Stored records

Start

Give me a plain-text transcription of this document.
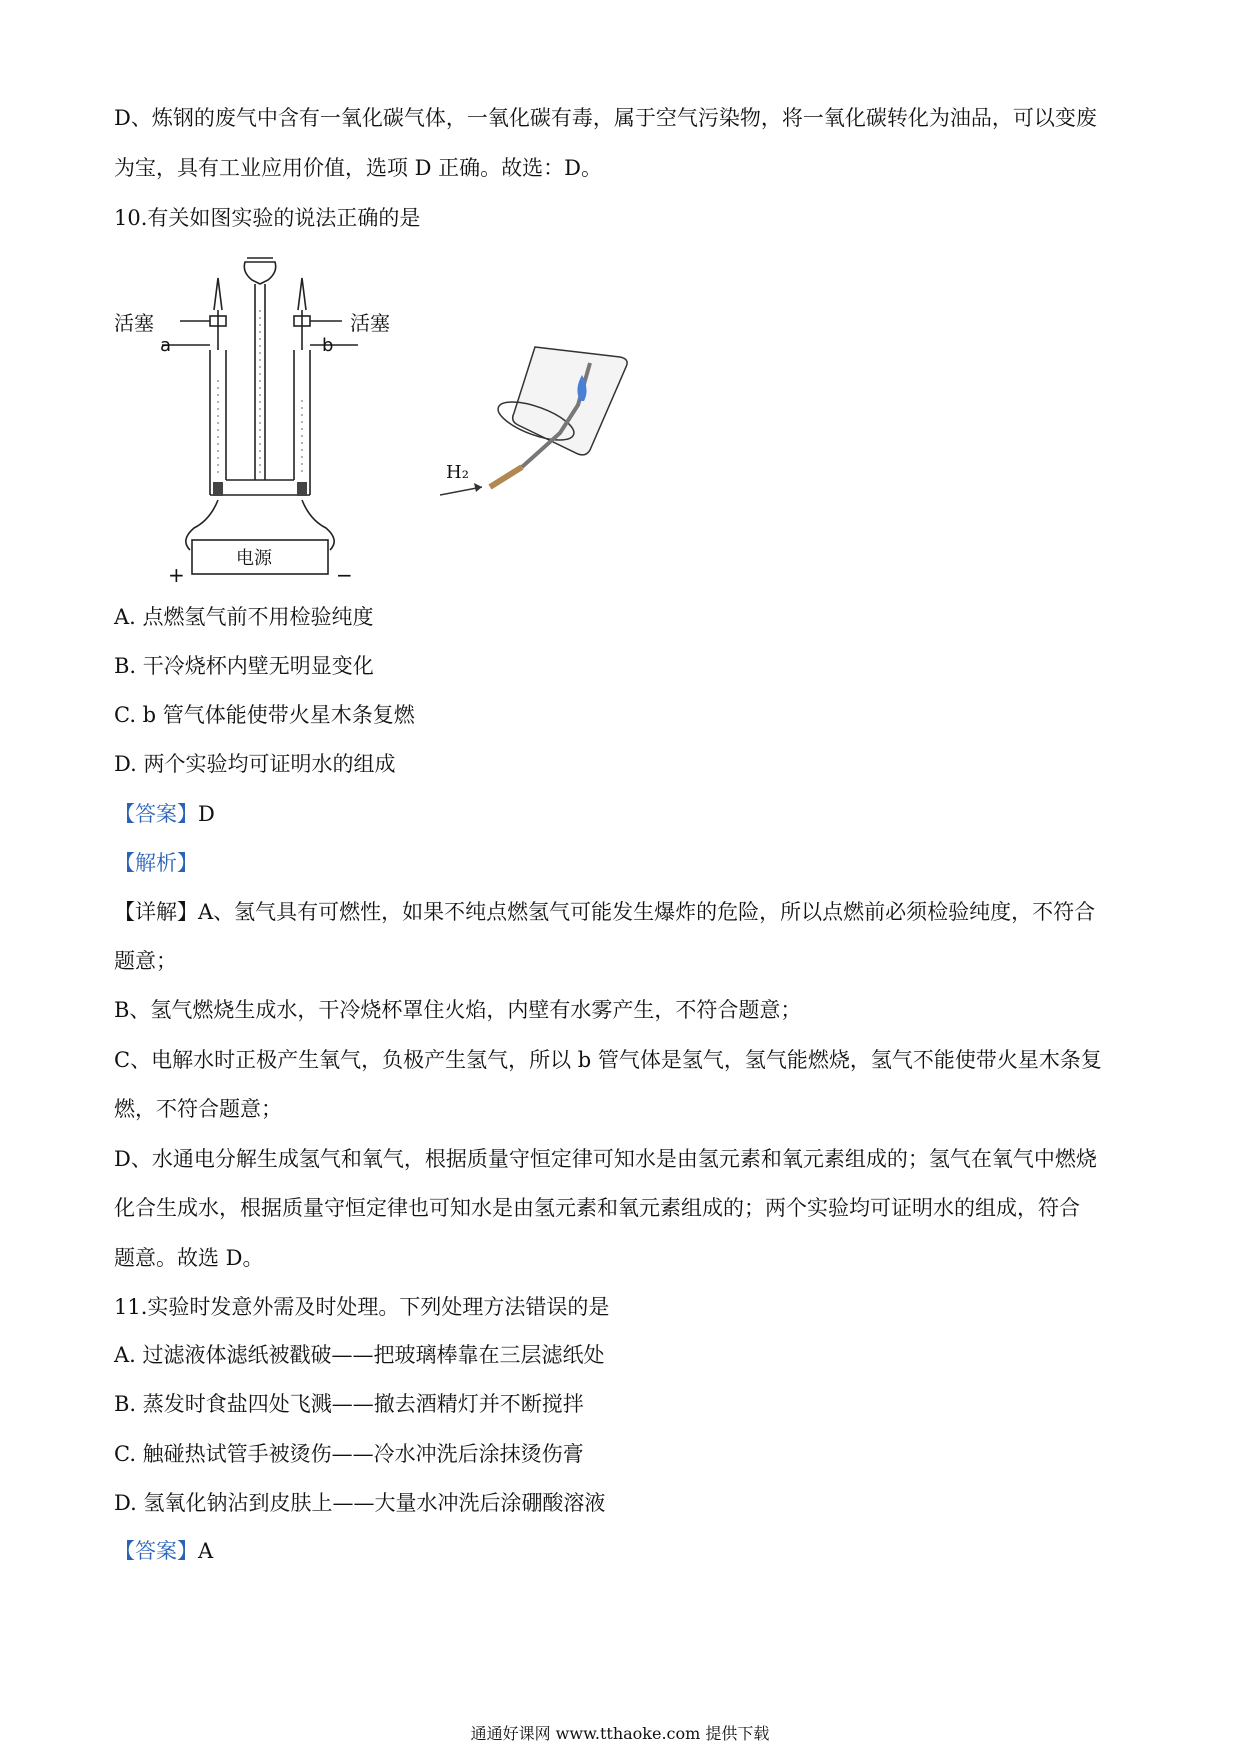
D、炼钢的废气中含有一氧化碳气体，一氧化碳有毒，属于空气污染物，将一氧化碳转化为油品，可以变废
为宝，具有工业应用价值，选项 D 正确。故选：D。
10.有关如图实验的说法正确的是
活塞	活塞
a	b
电源
+	−
H₂
A. 点燃氢气前不用检验纯度
B. 干冷烧杯内壁无明显变化
C. b 管气体能使带火星木条复燃
D. 两个实验均可证明水的组成
【答案】D
【解析】
【详解】A、氢气具有可燃性，如果不纯点燃氢气可能发生爆炸的危险，所以点燃前必须检验纯度，不符合
题意；
B、氢气燃烧生成水，干冷烧杯罩住火焰，内壁有水雾产生，不符合题意；
C、电解水时正极产生氧气，负极产生氢气，所以 b 管气体是氢气，氢气能燃烧，氢气不能使带火星木条复
燃，不符合题意；
D、水通电分解生成氢气和氧气，根据质量守恒定律可知水是由氢元素和氧元素组成的；氢气在氧气中燃烧
化合生成水，根据质量守恒定律也可知水是由氢元素和氧元素组成的；两个实验均可证明水的组成，符合
题意。故选 D。
11.实验时发意外需及时处理。下列处理方法错误的是
A. 过滤液体滤纸被戳破——把玻璃棒靠在三层滤纸处
B. 蒸发时食盐四处飞溅——撤去酒精灯并不断搅拌
C. 触碰热试管手被烫伤——冷水冲洗后涂抹烫伤膏
D. 氢氧化钠沾到皮肤上——大量水冲洗后涂硼酸溶液
【答案】A
通通好课网 www.tthaoke.com 提供下载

End

REQUIREMENTS: Check each line above for the word "不符合题意" and copy the ones that have it.

SOLUTION:
B、氢气燃烧生成水，干冷烧杯罩住火焰，内壁有水雾产生，不符合题意；
燃，不符合题意；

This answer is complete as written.